— START Data —

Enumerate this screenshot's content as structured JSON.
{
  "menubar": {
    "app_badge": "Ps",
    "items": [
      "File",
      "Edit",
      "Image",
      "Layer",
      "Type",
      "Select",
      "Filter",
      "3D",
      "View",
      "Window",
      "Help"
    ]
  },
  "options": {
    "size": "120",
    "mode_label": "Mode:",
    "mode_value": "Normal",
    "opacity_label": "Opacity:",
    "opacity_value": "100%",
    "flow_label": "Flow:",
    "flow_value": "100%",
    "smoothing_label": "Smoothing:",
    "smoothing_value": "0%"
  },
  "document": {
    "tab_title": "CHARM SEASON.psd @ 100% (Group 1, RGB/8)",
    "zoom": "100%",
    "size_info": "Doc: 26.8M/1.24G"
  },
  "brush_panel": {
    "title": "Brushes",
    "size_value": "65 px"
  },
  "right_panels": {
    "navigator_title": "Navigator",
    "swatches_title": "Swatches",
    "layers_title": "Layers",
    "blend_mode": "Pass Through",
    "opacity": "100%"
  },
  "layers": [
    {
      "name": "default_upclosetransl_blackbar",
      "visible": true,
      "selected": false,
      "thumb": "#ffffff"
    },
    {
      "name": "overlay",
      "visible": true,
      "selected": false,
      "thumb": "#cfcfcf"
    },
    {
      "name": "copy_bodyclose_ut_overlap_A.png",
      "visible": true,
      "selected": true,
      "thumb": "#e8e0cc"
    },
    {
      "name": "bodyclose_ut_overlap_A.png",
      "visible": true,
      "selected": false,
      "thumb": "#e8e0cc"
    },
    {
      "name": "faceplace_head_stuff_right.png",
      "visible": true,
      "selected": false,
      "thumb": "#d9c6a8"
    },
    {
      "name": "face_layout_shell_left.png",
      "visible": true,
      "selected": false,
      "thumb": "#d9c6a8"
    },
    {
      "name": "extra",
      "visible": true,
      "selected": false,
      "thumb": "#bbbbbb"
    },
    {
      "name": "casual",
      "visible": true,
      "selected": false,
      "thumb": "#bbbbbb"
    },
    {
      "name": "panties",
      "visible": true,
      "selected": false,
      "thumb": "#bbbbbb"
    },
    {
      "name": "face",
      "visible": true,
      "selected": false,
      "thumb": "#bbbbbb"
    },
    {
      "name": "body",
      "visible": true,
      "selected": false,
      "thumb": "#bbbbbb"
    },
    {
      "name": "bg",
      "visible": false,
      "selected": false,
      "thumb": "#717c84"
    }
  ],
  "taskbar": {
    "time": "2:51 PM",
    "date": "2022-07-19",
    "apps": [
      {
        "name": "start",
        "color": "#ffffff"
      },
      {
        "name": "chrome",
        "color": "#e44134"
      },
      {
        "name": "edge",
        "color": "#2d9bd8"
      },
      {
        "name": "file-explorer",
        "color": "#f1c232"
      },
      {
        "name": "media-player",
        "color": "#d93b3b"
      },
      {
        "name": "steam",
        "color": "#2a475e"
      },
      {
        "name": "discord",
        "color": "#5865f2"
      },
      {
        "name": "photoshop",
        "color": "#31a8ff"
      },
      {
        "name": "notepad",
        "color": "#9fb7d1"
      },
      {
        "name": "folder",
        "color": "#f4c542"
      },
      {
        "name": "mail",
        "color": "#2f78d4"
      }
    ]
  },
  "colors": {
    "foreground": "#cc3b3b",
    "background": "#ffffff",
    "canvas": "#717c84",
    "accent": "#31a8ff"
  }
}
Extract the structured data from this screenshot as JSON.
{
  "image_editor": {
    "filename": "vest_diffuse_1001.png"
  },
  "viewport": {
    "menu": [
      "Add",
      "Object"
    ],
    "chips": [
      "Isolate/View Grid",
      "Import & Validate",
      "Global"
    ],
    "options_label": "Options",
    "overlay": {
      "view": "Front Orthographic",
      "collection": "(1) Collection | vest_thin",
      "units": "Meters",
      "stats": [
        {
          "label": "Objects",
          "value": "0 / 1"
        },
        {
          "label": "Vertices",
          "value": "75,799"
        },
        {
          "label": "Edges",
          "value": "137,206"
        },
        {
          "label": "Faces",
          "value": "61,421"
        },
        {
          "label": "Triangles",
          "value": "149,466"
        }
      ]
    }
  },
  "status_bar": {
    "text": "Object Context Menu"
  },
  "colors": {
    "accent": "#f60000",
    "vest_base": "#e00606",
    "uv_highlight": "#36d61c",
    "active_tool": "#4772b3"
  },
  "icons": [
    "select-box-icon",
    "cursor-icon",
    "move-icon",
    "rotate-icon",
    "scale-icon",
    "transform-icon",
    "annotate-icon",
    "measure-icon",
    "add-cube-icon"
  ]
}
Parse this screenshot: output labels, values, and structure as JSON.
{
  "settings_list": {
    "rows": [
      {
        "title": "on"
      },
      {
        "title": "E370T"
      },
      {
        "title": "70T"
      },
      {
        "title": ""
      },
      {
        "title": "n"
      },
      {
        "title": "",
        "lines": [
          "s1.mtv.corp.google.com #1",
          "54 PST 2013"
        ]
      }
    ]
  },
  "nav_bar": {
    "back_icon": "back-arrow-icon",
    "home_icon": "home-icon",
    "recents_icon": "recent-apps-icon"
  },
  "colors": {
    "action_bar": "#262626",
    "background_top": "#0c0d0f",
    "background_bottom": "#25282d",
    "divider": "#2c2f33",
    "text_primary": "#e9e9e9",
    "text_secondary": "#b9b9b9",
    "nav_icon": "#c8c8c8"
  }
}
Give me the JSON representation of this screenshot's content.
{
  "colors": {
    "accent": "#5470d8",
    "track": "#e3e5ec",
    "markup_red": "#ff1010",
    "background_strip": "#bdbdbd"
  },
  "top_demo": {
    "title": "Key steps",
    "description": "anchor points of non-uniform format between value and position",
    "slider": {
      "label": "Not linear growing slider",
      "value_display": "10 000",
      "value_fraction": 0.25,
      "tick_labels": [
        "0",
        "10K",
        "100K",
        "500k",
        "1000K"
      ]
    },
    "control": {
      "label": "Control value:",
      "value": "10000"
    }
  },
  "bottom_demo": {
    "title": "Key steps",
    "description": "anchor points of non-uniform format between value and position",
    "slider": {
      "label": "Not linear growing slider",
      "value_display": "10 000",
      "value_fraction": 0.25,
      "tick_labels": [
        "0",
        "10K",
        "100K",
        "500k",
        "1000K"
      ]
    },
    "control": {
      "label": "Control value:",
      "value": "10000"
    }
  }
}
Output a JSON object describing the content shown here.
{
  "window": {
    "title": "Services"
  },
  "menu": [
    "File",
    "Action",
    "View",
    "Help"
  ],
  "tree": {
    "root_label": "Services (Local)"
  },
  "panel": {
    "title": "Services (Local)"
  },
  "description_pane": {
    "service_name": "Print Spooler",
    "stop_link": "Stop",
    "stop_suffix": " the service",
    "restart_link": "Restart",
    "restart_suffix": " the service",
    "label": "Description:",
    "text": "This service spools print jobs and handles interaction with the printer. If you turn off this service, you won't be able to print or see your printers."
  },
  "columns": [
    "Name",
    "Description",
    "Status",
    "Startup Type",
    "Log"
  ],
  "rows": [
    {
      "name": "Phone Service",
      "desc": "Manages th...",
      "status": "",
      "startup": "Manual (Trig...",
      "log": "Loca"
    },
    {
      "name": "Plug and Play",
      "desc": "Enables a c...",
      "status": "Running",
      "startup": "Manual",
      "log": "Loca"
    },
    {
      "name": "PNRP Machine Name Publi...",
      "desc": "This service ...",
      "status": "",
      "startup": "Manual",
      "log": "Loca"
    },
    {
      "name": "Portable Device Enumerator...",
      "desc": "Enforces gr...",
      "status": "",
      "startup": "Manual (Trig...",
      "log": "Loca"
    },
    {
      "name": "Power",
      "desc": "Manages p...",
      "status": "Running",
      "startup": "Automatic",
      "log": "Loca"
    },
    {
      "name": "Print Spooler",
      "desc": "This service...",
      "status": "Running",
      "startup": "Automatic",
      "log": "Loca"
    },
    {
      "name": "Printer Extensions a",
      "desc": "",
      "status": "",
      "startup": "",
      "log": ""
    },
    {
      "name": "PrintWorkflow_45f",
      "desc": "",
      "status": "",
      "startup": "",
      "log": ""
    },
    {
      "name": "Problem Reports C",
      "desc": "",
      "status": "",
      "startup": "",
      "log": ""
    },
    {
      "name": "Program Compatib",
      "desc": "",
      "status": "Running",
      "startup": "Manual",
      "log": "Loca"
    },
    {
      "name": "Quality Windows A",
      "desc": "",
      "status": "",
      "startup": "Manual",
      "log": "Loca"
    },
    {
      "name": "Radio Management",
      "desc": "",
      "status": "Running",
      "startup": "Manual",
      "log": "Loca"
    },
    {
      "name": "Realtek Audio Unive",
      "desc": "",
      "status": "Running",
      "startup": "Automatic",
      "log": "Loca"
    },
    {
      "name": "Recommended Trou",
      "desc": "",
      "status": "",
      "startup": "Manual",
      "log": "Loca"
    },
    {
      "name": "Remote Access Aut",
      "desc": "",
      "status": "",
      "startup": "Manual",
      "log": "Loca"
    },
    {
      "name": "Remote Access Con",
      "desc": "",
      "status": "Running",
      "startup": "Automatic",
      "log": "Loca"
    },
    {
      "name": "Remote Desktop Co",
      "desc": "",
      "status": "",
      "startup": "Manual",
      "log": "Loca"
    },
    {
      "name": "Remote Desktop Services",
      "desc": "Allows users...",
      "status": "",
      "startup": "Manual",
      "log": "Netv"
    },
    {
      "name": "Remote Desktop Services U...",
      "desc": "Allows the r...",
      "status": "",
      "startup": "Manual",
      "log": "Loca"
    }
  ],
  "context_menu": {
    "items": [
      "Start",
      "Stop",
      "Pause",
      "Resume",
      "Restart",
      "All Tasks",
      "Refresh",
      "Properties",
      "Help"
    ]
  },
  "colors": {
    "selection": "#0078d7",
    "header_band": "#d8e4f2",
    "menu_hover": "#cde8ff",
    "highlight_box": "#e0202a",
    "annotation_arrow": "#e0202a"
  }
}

— END Data —

**Task goal:**
Scan the material line by line and report each one that contains "Spooler".

**Correct response:**
    "service_name": "Print Spooler",
      "name": "Print Spooler",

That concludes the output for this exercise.